Exercise instructions: Scan the material for the word "прекрасен", and copy each line where it shows up.

%%

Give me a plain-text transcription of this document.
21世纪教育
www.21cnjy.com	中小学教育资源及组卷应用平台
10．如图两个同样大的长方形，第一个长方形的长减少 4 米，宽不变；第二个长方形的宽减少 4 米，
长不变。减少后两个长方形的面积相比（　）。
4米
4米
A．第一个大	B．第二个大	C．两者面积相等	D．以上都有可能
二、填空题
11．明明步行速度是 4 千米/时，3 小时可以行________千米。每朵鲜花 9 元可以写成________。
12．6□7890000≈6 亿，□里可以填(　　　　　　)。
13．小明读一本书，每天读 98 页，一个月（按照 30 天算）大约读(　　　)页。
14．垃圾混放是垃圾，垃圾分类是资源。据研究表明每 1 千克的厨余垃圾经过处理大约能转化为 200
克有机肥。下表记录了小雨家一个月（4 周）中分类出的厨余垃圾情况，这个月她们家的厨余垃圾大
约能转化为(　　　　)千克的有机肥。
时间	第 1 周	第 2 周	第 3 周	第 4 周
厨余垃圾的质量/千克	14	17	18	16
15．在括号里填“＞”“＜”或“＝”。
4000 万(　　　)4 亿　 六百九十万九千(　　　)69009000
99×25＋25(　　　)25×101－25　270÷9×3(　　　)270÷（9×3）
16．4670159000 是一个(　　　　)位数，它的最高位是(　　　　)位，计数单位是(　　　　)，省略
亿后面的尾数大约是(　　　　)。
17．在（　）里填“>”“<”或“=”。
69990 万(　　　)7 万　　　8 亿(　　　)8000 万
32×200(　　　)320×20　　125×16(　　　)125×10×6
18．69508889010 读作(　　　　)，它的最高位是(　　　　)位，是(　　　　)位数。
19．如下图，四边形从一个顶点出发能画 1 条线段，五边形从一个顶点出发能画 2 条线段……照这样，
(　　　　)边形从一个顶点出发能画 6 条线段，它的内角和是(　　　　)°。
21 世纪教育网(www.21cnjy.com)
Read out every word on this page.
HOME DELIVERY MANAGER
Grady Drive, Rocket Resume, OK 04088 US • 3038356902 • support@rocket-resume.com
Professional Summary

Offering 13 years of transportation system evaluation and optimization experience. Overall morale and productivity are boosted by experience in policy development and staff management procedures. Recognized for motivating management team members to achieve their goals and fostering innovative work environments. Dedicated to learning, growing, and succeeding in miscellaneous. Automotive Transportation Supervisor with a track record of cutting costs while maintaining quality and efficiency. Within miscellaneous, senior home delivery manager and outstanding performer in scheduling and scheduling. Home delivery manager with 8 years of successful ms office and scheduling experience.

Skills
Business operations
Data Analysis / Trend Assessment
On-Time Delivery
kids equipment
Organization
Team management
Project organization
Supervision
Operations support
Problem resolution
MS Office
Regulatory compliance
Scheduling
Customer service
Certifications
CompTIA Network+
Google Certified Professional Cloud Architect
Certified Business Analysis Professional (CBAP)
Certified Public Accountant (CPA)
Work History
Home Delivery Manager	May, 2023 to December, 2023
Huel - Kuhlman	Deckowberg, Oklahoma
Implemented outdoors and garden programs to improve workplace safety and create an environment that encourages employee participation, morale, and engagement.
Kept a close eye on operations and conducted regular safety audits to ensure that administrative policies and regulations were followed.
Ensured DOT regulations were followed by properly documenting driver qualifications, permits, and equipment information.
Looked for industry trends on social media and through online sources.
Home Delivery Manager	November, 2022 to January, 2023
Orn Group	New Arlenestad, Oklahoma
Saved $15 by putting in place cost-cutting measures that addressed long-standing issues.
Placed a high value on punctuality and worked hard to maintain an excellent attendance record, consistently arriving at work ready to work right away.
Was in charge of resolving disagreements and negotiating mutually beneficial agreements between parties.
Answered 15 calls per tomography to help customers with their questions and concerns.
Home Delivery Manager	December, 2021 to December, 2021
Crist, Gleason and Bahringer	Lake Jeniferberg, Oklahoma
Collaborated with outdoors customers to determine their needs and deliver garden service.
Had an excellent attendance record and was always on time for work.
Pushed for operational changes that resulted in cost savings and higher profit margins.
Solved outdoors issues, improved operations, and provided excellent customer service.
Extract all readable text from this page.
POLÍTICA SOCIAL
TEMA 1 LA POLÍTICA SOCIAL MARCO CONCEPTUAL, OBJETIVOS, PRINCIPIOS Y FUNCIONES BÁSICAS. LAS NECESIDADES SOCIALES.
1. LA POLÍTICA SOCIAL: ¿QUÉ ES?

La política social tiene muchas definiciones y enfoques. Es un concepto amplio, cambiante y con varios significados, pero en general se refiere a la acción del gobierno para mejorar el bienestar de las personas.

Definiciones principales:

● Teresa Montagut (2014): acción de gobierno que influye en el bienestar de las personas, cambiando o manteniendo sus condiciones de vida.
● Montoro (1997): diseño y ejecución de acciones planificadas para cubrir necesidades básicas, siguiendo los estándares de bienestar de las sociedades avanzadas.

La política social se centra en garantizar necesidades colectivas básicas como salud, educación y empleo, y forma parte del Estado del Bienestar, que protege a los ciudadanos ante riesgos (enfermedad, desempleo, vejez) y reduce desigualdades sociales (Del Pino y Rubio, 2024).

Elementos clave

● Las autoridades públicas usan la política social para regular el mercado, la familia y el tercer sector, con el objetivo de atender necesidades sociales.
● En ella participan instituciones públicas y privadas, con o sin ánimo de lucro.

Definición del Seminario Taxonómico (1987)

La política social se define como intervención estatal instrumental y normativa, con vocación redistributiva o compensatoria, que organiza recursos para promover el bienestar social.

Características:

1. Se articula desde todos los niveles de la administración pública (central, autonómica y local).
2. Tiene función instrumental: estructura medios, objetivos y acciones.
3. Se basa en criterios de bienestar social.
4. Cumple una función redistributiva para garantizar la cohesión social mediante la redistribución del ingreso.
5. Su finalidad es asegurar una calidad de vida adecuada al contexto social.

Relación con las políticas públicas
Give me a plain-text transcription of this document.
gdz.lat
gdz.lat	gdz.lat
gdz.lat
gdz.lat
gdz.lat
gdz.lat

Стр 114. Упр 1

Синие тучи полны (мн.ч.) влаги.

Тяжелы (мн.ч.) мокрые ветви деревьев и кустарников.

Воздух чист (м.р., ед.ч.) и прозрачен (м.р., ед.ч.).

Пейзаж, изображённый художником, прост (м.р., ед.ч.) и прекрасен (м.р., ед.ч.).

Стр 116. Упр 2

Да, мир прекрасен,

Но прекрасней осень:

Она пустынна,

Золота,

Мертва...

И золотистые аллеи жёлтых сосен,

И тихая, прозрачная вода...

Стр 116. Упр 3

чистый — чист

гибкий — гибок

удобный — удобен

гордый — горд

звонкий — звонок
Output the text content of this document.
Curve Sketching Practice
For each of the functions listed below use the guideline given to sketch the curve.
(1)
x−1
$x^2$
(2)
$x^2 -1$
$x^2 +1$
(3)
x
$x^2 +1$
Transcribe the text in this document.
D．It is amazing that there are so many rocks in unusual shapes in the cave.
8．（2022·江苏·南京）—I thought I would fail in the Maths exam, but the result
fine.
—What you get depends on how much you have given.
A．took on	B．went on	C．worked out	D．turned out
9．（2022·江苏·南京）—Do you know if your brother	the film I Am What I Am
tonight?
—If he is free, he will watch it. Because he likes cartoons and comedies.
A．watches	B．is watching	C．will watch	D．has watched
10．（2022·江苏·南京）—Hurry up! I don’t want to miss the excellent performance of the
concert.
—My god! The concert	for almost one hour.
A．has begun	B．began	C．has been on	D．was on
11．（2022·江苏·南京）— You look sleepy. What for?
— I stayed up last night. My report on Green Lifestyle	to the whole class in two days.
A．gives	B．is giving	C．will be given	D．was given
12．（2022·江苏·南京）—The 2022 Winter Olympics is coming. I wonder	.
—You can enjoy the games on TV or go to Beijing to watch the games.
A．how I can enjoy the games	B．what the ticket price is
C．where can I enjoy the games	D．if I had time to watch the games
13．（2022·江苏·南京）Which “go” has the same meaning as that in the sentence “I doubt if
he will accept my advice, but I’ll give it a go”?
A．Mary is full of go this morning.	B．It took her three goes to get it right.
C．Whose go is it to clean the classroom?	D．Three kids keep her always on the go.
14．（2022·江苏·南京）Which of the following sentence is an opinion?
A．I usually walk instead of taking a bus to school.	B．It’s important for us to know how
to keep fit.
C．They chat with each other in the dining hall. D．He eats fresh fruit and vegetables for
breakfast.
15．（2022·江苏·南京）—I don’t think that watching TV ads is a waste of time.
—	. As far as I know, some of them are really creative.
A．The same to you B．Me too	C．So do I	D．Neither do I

%%

Answer to the task:
Пейзаж, изображённый художником, прост (м.р., ед.ч.) и прекрасен (м.р., ед.ч.).
Да, мир прекрасен,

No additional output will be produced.